EXERCISE AIM —
Where a line contains the word "data", copy that line.

|---|

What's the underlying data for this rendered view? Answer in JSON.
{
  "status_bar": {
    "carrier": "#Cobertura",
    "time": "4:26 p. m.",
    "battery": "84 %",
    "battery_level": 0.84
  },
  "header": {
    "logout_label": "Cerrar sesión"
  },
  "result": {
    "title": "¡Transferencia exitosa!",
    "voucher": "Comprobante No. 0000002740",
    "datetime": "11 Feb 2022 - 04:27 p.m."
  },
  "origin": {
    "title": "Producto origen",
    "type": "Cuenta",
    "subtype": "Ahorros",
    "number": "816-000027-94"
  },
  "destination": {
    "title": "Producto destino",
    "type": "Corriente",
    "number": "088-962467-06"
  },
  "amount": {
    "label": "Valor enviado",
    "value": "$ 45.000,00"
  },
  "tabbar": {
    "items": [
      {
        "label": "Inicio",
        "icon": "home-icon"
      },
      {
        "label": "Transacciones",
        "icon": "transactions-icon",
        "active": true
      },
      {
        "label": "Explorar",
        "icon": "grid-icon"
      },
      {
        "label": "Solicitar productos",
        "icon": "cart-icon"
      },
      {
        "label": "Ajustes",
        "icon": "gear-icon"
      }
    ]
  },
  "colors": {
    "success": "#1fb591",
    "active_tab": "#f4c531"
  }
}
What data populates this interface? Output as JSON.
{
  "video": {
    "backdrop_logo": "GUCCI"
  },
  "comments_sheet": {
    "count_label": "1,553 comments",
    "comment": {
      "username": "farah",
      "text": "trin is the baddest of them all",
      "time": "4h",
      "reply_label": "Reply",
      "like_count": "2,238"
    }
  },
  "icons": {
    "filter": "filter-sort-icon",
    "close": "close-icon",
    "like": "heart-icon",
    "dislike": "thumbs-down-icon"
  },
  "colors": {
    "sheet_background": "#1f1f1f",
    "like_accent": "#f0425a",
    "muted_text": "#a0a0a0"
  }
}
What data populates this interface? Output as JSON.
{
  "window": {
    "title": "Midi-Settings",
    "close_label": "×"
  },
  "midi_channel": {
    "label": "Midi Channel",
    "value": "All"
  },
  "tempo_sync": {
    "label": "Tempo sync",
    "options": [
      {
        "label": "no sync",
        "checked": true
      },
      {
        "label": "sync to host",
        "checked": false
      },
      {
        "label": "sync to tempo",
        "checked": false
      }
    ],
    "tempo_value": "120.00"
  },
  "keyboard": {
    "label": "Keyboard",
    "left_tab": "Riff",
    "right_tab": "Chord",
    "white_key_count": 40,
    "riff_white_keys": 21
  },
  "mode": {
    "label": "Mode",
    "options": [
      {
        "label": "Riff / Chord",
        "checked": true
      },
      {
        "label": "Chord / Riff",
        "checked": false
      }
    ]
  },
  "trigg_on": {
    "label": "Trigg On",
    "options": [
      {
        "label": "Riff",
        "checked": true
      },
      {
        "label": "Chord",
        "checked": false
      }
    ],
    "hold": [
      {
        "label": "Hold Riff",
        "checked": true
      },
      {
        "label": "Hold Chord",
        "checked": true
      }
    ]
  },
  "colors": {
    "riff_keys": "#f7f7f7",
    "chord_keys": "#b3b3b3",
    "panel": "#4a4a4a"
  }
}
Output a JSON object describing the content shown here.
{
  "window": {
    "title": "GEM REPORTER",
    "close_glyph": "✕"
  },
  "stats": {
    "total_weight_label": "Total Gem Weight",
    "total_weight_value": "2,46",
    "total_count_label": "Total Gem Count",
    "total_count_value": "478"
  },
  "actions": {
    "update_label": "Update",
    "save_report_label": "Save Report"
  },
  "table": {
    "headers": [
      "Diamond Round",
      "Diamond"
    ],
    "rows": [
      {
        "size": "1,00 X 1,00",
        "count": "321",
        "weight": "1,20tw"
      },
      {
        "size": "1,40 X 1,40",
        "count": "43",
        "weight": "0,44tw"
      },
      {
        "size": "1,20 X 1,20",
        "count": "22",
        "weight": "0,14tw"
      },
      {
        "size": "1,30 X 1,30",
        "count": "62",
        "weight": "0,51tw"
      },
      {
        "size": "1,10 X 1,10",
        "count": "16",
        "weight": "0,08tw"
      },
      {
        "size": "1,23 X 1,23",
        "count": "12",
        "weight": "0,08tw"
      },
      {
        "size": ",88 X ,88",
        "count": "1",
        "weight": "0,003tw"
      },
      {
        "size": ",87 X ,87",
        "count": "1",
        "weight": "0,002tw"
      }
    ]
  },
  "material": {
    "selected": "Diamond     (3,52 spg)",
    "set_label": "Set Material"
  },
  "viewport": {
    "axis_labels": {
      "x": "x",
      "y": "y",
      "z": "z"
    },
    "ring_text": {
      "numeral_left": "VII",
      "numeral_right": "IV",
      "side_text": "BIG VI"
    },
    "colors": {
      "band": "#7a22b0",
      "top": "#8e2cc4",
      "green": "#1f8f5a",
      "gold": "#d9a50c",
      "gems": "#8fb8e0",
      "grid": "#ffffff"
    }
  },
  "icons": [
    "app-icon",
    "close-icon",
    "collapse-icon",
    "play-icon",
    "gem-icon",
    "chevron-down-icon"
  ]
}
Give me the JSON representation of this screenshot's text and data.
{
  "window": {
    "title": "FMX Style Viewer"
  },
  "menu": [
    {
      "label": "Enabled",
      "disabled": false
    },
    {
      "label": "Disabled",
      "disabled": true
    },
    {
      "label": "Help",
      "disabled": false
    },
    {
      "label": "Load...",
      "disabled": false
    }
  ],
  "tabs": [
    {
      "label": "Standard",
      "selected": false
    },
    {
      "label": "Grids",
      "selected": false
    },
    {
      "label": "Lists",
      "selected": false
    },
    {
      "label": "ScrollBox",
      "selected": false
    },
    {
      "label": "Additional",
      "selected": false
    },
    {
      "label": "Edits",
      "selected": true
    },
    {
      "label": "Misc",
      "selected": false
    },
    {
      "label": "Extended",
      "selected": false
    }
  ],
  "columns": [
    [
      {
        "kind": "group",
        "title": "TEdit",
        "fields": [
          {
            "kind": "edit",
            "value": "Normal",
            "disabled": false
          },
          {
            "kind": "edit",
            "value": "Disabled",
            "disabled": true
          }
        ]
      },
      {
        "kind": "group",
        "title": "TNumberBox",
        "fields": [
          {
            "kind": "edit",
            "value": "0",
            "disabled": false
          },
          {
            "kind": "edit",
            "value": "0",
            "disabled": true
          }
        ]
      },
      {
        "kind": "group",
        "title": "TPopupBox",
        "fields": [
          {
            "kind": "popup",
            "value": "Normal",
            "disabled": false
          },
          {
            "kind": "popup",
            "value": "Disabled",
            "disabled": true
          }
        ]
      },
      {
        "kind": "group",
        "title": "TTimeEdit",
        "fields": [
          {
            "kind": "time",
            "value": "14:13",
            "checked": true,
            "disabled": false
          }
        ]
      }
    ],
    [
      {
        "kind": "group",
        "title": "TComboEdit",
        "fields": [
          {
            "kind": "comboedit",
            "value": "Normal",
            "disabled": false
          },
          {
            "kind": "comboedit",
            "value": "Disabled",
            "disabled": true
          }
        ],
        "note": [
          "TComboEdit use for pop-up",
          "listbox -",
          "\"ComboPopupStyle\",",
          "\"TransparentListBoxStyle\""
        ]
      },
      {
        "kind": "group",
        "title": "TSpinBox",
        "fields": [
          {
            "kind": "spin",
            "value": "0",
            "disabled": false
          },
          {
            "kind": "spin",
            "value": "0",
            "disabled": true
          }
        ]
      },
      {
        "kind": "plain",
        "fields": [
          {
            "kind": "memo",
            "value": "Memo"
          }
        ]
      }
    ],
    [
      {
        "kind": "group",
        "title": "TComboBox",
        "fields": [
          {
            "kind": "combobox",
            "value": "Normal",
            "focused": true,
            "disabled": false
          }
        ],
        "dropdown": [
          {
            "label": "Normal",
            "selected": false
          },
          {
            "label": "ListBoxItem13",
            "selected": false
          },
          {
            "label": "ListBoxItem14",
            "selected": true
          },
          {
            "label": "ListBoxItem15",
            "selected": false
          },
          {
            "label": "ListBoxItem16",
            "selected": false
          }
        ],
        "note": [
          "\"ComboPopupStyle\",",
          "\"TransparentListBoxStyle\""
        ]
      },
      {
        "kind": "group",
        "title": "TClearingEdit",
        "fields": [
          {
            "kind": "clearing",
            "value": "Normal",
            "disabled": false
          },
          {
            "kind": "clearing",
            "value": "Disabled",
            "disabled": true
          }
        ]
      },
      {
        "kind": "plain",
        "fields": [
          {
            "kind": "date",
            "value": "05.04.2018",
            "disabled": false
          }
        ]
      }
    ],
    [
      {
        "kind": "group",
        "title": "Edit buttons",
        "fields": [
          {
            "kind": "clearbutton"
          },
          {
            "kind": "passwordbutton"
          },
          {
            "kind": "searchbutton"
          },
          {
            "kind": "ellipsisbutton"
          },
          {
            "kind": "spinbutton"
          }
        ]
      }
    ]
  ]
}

|---|

RESULT FOR THIS TASK —
What's the underlying data for this rendered view? Answer in JSON.
What data populates this interface? Output as JSON.
What data populates this interface? Output as JSON.
Give me the JSON representation of this screenshot's text and data.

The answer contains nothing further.